**EXERCISE GOAL**
Repeat everything in the material exactly.

start

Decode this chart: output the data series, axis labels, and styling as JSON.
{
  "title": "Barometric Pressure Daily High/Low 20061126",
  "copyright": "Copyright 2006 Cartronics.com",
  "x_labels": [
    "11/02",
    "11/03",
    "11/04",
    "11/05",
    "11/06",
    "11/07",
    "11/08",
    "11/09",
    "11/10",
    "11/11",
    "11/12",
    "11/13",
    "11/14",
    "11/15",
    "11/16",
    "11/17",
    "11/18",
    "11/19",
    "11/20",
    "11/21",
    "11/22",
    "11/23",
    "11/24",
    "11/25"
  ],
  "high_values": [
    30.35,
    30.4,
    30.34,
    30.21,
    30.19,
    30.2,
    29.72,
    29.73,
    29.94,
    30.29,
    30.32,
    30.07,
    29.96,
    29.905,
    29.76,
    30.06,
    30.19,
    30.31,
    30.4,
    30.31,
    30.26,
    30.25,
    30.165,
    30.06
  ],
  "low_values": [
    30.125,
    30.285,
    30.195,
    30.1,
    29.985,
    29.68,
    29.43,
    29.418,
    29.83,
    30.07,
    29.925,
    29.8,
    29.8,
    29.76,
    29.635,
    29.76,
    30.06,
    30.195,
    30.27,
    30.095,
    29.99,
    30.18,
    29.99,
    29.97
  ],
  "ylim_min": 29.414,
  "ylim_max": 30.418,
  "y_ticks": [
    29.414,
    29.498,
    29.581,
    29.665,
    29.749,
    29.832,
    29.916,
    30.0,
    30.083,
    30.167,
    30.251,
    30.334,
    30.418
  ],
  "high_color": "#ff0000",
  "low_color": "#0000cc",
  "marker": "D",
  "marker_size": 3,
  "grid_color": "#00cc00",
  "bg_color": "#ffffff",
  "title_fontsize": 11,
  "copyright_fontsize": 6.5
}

end

**FINISHED TASK**
Decode this chart: output the data series, axis labels, and styling as JSON.
{
  "title": "Barometric Pressure Daily High/Low 20061126",
  "copyright": "Copyright 2006 Cartronics.com",
  "x_labels": [
    "11/02",
    "11/03",
    "11/04",
    "11/05",
    "11/06",
    "11/07",
    "11/08",
    "11/09",
    "11/10",
    "11/11",
    "11/12",
    "11/13",
    "11/14",
    "11/15",
    "11/16",
    "11/17",
    "11/18",
    "11/19",
    "11/20",
    "11/21",
    "11/22",
    "11/23",
    "11/24",
    "11/25"
  ],
  "high_values": [
    30.35,
    30.4,
    30.34,
    30.21,
    30.19,
    30.2,
    29.72,
    29.73,
    29.94,
    30.29,
    30.32,
    30.07,
    29.96,
    29.905,
    29.76,
    30.06,
    30.19,
    30.31,
    30.4,
    30.31,
    30.26,
    30.25,
    30.165,
    30.06
  ],
  "low_values": [
    30.125,
    30.285,
    30.195,
    30.1,
    29.985,
    29.68,
    29.43,
    29.418,
    29.83,
    30.07,
    29.925,
    29.8,
    29.8,
    29.76,
    29.635,
    29.76,
    30.06,
    30.195,
    30.27,
    30.095,
    29.99,
    30.18,
    29.99,
    29.97
  ],
  "ylim_min": 29.414,
  "ylim_max": 30.418,
  "y_ticks": [
    29.414,
    29.498,
    29.581,
    29.665,
    29.749,
    29.832,
    29.916,
    30.0,
    30.083,
    30.167,
    30.251,
    30.334,
    30.418
  ],
  "high_color": "#ff0000",
  "low_color": "#0000cc",
  "marker": "D",
  "marker_size": 3,
  "grid_color": "#00cc00",
  "bg_color": "#ffffff",
  "title_fontsize": 11,
  "copyright_fontsize": 6.5
}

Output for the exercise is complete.